PROVIDED RECORDS:
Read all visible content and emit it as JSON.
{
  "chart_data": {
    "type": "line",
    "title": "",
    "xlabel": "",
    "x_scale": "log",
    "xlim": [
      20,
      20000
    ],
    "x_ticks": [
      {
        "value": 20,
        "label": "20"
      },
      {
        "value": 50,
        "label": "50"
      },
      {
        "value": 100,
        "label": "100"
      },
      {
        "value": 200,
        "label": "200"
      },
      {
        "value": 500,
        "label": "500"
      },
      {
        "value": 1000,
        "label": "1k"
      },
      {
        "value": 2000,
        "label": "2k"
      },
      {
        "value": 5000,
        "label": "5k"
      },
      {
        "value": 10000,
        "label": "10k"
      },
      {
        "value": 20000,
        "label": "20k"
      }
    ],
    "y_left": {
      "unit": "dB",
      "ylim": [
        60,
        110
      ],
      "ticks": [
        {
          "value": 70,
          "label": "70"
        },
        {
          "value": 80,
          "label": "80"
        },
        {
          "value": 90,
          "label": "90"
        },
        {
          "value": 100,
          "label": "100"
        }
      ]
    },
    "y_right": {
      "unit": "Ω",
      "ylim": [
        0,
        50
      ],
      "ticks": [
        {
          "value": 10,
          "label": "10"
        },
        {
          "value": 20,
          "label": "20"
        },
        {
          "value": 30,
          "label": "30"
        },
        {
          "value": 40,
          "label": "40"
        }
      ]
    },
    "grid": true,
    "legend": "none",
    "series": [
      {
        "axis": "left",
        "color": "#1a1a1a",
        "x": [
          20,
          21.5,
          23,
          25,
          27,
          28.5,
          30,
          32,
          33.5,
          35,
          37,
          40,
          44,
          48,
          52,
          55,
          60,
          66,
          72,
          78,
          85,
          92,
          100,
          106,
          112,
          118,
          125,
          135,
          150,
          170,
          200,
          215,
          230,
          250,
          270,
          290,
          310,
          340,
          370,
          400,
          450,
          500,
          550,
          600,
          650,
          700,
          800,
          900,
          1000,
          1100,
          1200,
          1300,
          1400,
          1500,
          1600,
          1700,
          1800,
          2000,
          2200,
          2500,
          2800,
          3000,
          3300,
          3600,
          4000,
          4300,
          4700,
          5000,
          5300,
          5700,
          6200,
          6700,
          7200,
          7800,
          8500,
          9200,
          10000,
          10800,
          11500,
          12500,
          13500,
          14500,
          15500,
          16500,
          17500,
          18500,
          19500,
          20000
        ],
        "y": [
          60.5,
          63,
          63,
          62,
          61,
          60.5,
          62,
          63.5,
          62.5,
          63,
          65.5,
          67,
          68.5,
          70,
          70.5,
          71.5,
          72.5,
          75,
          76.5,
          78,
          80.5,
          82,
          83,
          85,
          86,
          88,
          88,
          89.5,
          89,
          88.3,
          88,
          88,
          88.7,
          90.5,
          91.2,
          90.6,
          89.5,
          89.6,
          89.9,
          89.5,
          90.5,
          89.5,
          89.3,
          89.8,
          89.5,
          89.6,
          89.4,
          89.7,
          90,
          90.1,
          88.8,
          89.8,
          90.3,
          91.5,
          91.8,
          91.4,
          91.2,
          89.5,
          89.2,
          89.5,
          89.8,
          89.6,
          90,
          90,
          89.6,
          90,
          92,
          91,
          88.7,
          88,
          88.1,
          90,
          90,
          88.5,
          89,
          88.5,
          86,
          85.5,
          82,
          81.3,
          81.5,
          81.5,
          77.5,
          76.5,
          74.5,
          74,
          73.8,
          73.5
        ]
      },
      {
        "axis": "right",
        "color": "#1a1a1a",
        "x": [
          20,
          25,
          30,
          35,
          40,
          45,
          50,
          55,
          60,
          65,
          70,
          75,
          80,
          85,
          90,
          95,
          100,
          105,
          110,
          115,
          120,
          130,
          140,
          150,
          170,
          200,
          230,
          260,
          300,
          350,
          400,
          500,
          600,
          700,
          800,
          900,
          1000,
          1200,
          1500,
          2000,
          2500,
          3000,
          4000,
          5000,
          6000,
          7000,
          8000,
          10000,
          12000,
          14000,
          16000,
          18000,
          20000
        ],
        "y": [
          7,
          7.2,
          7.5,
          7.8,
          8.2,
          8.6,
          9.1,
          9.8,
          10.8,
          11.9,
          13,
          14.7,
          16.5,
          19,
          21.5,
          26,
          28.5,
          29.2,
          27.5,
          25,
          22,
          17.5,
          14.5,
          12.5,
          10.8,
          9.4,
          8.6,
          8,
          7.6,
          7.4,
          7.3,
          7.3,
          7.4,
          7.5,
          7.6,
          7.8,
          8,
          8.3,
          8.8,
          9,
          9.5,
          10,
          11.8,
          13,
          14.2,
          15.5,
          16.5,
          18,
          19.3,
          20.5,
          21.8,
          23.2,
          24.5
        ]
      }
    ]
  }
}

WHAT IS BEING ASKED: Extract, word for word, each line of the listing above.

FULL RESPONSE:
Read all visible content and emit it as JSON.
{
  "chart_data": {
    "type": "line",
    "title": "",
    "xlabel": "",
    "x_scale": "log",
    "xlim": [
      20,
      20000
    ],
    "x_ticks": [
      {
        "value": 20,
        "label": "20"
      },
      {
        "value": 50,
        "label": "50"
      },
      {
        "value": 100,
        "label": "100"
      },
      {
        "value": 200,
        "label": "200"
      },
      {
        "value": 500,
        "label": "500"
      },
      {
        "value": 1000,
        "label": "1k"
      },
      {
        "value": 2000,
        "label": "2k"
      },
      {
        "value": 5000,
        "label": "5k"
      },
      {
        "value": 10000,
        "label": "10k"
      },
      {
        "value": 20000,
        "label": "20k"
      }
    ],
    "y_left": {
      "unit": "dB",
      "ylim": [
        60,
        110
      ],
      "ticks": [
        {
          "value": 70,
          "label": "70"
        },
        {
          "value": 80,
          "label": "80"
        },
        {
          "value": 90,
          "label": "90"
        },
        {
          "value": 100,
          "label": "100"
        }
      ]
    },
    "y_right": {
      "unit": "Ω",
      "ylim": [
        0,
        50
      ],
      "ticks": [
        {
          "value": 10,
          "label": "10"
        },
        {
          "value": 20,
          "label": "20"
        },
        {
          "value": 30,
          "label": "30"
        },
        {
          "value": 40,
          "label": "40"
        }
      ]
    },
    "grid": true,
    "legend": "none",
    "series": [
      {
        "axis": "left",
        "color": "#1a1a1a",
        "x": [
          20,
          21.5,
          23,
          25,
          27,
          28.5,
          30,
          32,
          33.5,
          35,
          37,
          40,
          44,
          48,
          52,
          55,
          60,
          66,
          72,
          78,
          85,
          92,
          100,
          106,
          112,
          118,
          125,
          135,
          150,
          170,
          200,
          215,
          230,
          250,
          270,
          290,
          310,
          340,
          370,
          400,
          450,
          500,
          550,
          600,
          650,
          700,
          800,
          900,
          1000,
          1100,
          1200,
          1300,
          1400,
          1500,
          1600,
          1700,
          1800,
          2000,
          2200,
          2500,
          2800,
          3000,
          3300,
          3600,
          4000,
          4300,
          4700,
          5000,
          5300,
          5700,
          6200,
          6700,
          7200,
          7800,
          8500,
          9200,
          10000,
          10800,
          11500,
          12500,
          13500,
          14500,
          15500,
          16500,
          17500,
          18500,
          19500,
          20000
        ],
        "y": [
          60.5,
          63,
          63,
          62,
          61,
          60.5,
          62,
          63.5,
          62.5,
          63,
          65.5,
          67,
          68.5,
          70,
          70.5,
          71.5,
          72.5,
          75,
          76.5,
          78,
          80.5,
          82,
          83,
          85,
          86,
          88,
          88,
          89.5,
          89,
          88.3,
          88,
          88,
          88.7,
          90.5,
          91.2,
          90.6,
          89.5,
          89.6,
          89.9,
          89.5,
          90.5,
          89.5,
          89.3,
          89.8,
          89.5,
          89.6,
          89.4,
          89.7,
          90,
          90.1,
          88.8,
          89.8,
          90.3,
          91.5,
          91.8,
          91.4,
          91.2,
          89.5,
          89.2,
          89.5,
          89.8,
          89.6,
          90,
          90,
          89.6,
          90,
          92,
          91,
          88.7,
          88,
          88.1,
          90,
          90,
          88.5,
          89,
          88.5,
          86,
          85.5,
          82,
          81.3,
          81.5,
          81.5,
          77.5,
          76.5,
          74.5,
          74,
          73.8,
          73.5
        ]
      },
      {
        "axis": "right",
        "color": "#1a1a1a",
        "x": [
          20,
          25,
          30,
          35,
          40,
          45,
          50,
          55,
          60,
          65,
          70,
          75,
          80,
          85,
          90,
          95,
          100,
          105,
          110,
          115,
          120,
          130,
          140,
          150,
          170,
          200,
          230,
          260,
          300,
          350,
          400,
          500,
          600,
          700,
          800,
          900,
          1000,
          1200,
          1500,
          2000,
          2500,
          3000,
          4000,
          5000,
          6000,
          7000,
          8000,
          10000,
          12000,
          14000,
          16000,
          18000,
          20000
        ],
        "y": [
          7,
          7.2,
          7.5,
          7.8,
          8.2,
          8.6,
          9.1,
          9.8,
          10.8,
          11.9,
          13,
          14.7,
          16.5,
          19,
          21.5,
          26,
          28.5,
          29.2,
          27.5,
          25,
          22,
          17.5,
          14.5,
          12.5,
          10.8,
          9.4,
          8.6,
          8,
          7.6,
          7.4,
          7.3,
          7.3,
          7.4,
          7.5,
          7.6,
          7.8,
          8,
          8.3,
          8.8,
          9,
          9.5,
          10,
          11.8,
          13,
          14.2,
          15.5,
          16.5,
          18,
          19.3,
          20.5,
          21.8,
          23.2,
          24.5
        ]
      }
    ]
  }
}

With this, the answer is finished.